Yes the Deuce is mine. She is still a work horse. everything works but the fuel gauge.


----------



## barlow l

rmack898 said:


> Nice work. It's good to see a family come together on a project like this. The family history block used in you foundation is pretty cool too.
> 
> Are you going to put radiant heat in the floor?
> 
> Thanks for sharing and keep the pics coming.



Negative on the in floor radiant heat. While I start long johning up and whining at 50 degrees, it realy doesn't get that cold 'round here.


----------



## Reeltor

You have more work and money in your foundation than most guys have in the entire building.  It's nice to see quality workmanship.

Mike


----------



## barlow l

Reeltor said:


> You have more work and money in your foundation than most guys have in the entire building.  It's nice to see quality workmanship.
> 
> Mike




I can not imagine what the labor bill would have been if I had to pay someone to do the work my way.


----------



## mattthemuppet2

wow, that is some impressive work! Can't wait to see what the rest of it will look like, though not as much as you I'd guess 

Reminds me of when my folks built their house - we lived in a 10x28ft mobile home/ trailer for 9mths and I spent a lot of fun days carrying bricks and stuff around for the builders (I was 9). I even built a set of shelves for the shed out of scrap lumber, didn't even cut the stuff, just nailed it together with whatever was laying around and it's still around. They've just closed on the sale after being mortgage free for the last 25 years and I'm a bit conflicted about the whole deal. There's a lot of emotion and history tied up in land and bricks.


----------



## barlow l

mattthemuppet said:


> wow, that is some impressive work! Can't wait to see what the rest of it will look like, though not as much as you I'd guess
> 
> Reminds me of when my folks built their house - we lived in a 10x28ft mobile home/ trailer for 9mths and I spent a lot of fun days carrying bricks and stuff around for the builders (I was 9). I even built a set of shelves for the shed out of scrap lumber, didn't even cut the stuff, just nailed it together with whatever was laying around and it's still around. They've just closed on the sale after being mortgage free for the last 25 years and I'm a bit conflicted about the whole deal. There's a lot of emotion and history tied up in land and bricks.




Yeah, it's still a little tough when I ride by my Great Grandmothers place and see the new home someone built. But hey, hopefully they will make their own wonderful memories of the place. I have some of her blocks in my house I built as well as the shop.


----------



## GK1918

Nice work;       interesting =  NO ROCKS


----------



## barlow l

GK1918 said:


> Nice work;       interesting =  NO ROCKS




But there was, ONE rock the size of a football about 7 feet down. Came up with a red oak cluster stump.


----------



## barlow l

OK, there is another item added to my list of things I NEVER want too do again, *Spreading and compacting sand*. Photos to follow as soon as I can lift more than half of one hand!


----------



## jeep534

What no updates..... 
I wanna come visit. 

archie


----------



## barlow l

My apologies to the group for falling behind on updates. I received a call and a rather subtle chewing from fellow hobbyist Archie so i'll get right on it.

I really didn't know how to determine the proper compaction of sand was so I spent many hours running the whacker packer. I would spread around five inches then pack and pack and pack. spread five more inches and repeat. Once I was close to the last layer, my friend whom knows this stuff came over.  I filled him in on what I had been doing and after he laughed told me I had probably wasted forty hours packing packed sand.


----------



## barlow l




----------



## jeep534

keep the pictures coming..... excellent by the way 

archie


----------

#### Task instructions:
a - In the forum thread, how many inches of sand did barlow l spread before each round of packing?
b - Edit the forum thread starting with "OK, there is" and going on through "What no updates.....", replacing "Photos" with "Pictures".
c - List every username that appears as a post header in the forum thread, naming each one once.

#### Data lines:

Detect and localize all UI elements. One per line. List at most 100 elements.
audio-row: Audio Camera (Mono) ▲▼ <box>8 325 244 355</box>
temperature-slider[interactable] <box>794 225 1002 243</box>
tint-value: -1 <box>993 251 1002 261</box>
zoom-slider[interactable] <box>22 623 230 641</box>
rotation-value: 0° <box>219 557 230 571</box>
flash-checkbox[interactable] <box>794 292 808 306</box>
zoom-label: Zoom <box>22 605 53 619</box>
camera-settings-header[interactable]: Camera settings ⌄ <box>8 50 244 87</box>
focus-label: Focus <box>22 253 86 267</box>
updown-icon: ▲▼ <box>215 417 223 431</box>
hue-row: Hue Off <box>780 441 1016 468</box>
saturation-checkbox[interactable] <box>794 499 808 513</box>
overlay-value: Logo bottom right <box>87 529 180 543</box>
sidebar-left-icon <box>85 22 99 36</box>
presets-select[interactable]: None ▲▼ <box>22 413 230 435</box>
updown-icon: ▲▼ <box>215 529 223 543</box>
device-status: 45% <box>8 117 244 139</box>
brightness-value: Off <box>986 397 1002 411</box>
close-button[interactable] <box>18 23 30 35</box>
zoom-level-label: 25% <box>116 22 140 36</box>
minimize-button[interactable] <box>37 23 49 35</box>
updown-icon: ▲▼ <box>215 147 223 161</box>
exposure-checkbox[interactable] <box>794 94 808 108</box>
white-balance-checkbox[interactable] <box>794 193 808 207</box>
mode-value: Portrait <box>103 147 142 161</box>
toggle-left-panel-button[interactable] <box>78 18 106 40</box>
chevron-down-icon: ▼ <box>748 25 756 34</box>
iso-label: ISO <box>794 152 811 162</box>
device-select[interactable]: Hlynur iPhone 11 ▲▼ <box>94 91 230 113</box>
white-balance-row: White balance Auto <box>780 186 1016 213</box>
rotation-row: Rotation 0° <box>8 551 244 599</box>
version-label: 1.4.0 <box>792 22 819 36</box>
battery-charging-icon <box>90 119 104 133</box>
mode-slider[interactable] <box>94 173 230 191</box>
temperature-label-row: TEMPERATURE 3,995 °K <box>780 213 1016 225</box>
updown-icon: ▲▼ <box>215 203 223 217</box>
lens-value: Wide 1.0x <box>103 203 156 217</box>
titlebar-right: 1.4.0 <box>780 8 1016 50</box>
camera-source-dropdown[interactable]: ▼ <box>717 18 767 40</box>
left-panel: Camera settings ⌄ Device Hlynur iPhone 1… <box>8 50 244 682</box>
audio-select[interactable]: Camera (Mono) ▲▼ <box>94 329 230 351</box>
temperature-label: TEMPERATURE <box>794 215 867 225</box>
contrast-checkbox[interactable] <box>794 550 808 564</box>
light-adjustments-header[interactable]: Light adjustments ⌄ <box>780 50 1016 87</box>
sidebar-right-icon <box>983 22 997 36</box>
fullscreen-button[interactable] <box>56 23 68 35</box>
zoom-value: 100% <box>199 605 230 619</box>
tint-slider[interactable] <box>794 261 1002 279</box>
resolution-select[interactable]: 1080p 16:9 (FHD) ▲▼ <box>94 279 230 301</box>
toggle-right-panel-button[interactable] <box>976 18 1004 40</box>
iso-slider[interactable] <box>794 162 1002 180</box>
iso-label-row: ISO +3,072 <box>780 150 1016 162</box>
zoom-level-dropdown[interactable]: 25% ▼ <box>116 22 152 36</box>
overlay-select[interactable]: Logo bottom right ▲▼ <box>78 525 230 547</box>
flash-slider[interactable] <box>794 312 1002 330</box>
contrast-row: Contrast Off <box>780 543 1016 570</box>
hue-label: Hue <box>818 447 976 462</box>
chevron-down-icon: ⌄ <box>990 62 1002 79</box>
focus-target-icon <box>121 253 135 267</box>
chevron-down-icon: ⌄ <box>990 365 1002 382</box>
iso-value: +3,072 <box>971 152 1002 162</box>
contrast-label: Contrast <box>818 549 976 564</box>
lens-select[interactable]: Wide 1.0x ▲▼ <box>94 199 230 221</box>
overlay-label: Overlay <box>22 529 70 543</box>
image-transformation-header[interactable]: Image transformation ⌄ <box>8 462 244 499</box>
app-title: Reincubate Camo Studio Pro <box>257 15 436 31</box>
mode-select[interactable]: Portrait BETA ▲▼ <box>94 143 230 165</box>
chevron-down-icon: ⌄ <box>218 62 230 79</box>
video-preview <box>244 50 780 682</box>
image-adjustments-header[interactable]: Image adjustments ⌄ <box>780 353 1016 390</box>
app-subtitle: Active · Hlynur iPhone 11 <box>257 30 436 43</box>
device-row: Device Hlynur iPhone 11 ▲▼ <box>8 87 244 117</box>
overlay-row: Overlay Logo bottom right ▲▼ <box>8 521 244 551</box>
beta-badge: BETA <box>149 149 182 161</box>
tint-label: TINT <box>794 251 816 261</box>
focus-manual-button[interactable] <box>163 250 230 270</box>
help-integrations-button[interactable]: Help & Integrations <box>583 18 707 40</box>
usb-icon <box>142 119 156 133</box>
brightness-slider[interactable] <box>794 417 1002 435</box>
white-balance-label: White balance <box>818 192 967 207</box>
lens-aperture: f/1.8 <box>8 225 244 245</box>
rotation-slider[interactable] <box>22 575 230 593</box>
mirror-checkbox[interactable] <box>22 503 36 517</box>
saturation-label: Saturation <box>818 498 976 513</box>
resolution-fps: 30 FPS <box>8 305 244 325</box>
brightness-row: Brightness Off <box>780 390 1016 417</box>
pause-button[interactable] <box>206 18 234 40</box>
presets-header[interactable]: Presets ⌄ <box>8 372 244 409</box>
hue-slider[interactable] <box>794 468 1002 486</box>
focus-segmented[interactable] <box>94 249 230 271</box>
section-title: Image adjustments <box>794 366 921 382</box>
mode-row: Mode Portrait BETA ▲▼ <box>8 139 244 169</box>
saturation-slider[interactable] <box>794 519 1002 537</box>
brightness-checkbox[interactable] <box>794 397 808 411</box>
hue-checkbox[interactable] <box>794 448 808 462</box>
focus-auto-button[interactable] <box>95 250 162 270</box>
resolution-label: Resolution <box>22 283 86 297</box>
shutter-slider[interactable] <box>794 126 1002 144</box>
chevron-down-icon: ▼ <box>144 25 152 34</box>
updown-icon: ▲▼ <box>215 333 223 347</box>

#### Results of the exercise:
a - Around five inches.

b -
OK, there is another item added to my list of things I NEVER want too do again, *Spreading and compacting sand*. Pictures to follow as soon as I can lift more than half of one hand!


----------



## jeep534

What no updates.....

c - barlow l, Reeltor, mattthemuppet2, GK1918, jeep534